## EXERCISE OBJECTIVE:
Write out all of the lines below, exactly and completely.
------------------------------------------------
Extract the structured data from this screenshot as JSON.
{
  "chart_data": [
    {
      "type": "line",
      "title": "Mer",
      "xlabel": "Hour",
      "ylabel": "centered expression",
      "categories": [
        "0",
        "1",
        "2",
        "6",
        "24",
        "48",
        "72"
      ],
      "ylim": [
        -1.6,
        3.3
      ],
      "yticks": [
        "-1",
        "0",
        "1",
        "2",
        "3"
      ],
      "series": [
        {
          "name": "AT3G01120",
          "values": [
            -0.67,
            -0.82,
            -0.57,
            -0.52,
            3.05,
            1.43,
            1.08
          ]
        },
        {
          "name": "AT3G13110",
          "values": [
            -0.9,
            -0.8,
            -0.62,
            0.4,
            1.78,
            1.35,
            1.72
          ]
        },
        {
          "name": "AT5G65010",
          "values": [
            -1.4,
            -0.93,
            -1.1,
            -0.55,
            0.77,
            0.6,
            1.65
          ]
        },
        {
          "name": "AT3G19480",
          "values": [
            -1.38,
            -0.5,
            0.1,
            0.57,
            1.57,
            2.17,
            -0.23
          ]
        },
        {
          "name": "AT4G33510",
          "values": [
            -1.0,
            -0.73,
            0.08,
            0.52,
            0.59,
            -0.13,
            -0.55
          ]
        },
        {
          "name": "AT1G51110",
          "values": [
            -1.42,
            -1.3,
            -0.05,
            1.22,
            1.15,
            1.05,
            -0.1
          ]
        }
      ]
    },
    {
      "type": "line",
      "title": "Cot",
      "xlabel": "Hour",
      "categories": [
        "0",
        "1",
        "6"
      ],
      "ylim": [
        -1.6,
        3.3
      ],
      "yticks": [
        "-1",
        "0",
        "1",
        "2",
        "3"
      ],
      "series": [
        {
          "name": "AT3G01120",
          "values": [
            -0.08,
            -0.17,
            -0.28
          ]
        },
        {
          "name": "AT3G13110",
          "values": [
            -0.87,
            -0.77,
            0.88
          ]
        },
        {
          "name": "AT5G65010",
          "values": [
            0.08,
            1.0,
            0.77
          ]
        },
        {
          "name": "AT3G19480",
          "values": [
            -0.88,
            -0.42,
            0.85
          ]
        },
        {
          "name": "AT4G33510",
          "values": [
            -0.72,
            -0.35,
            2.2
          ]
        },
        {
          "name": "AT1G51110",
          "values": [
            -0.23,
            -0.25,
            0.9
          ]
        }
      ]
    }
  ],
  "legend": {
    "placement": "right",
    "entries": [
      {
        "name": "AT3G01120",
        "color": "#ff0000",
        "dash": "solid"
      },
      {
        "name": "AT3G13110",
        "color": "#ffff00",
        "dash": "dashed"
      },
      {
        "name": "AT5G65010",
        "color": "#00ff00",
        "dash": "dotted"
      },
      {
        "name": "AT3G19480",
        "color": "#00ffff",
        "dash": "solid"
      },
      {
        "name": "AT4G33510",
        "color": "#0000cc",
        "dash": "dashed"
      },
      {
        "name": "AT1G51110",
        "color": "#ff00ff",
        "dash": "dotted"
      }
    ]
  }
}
------------------------------------------------
## EXERCISE RESPONSE:
Extract the structured data from this screenshot as JSON.
{
  "chart_data": [
    {
      "type": "line",
      "title": "Mer",
      "xlabel": "Hour",
      "ylabel": "centered expression",
      "categories": [
        "0",
        "1",
        "2",
        "6",
        "24",
        "48",
        "72"
      ],
      "ylim": [
        -1.6,
        3.3
      ],
      "yticks": [
        "-1",
        "0",
        "1",
        "2",
        "3"
      ],
      "series": [
        {
          "name": "AT3G01120",
          "values": [
            -0.67,
            -0.82,
            -0.57,
            -0.52,
            3.05,
            1.43,
            1.08
          ]
        },
        {
          "name": "AT3G13110",
          "values": [
            -0.9,
            -0.8,
            -0.62,
            0.4,
            1.78,
            1.35,
            1.72
          ]
        },
        {
          "name": "AT5G65010",
          "values": [
            -1.4,
            -0.93,
            -1.1,
            -0.55,
            0.77,
            0.6,
            1.65
          ]
        },
        {
          "name": "AT3G19480",
          "values": [
            -1.38,
            -0.5,
            0.1,
            0.57,
            1.57,
            2.17,
            -0.23
          ]
        },
        {
          "name": "AT4G33510",
          "values": [
            -1.0,
            -0.73,
            0.08,
            0.52,
            0.59,
            -0.13,
            -0.55
          ]
        },
        {
          "name": "AT1G51110",
          "values": [
            -1.42,
            -1.3,
            -0.05,
            1.22,
            1.15,
            1.05,
            -0.1
          ]
        }
      ]
    },
    {
      "type": "line",
      "title": "Cot",
      "xlabel": "Hour",
      "categories": [
        "0",
        "1",
        "6"
      ],
      "ylim": [
        -1.6,
        3.3
      ],
      "yticks": [
        "-1",
        "0",
        "1",
        "2",
        "3"
      ],
      "series": [
        {
          "name": "AT3G01120",
          "values": [
            -0.08,
            -0.17,
            -0.28
          ]
        },
        {
          "name": "AT3G13110",
          "values": [
            -0.87,
            -0.77,
            0.88
          ]
        },
        {
          "name": "AT5G65010",
          "values": [
            0.08,
            1.0,
            0.77
          ]
        },
        {
          "name": "AT3G19480",
          "values": [
            -0.88,
            -0.42,
            0.85
          ]
        },
        {
          "name": "AT4G33510",
          "values": [
            -0.72,
            -0.35,
            2.2
          ]
        },
        {
          "name": "AT1G51110",
          "values": [
            -0.23,
            -0.25,
            0.9
          ]
        }
      ]
    }
  ],
  "legend": {
    "placement": "right",
    "entries": [
      {
        "name": "AT3G01120",
        "color": "#ff0000",
        "dash": "solid"
      },
      {
        "name": "AT3G13110",
        "color": "#ffff00",
        "dash": "dashed"
      },
      {
        "name": "AT5G65010",
        "color": "#00ff00",
        "dash": "dotted"
      },
      {
        "name": "AT3G19480",
        "color": "#00ffff",
        "dash": "solid"
      },
      {
        "name": "AT4G33510",
        "color": "#0000cc",
        "dash": "dashed"
      },
      {
        "name": "AT1G51110",
        "color": "#ff00ff",
        "dash": "dotted"
      }
    ]
  }
}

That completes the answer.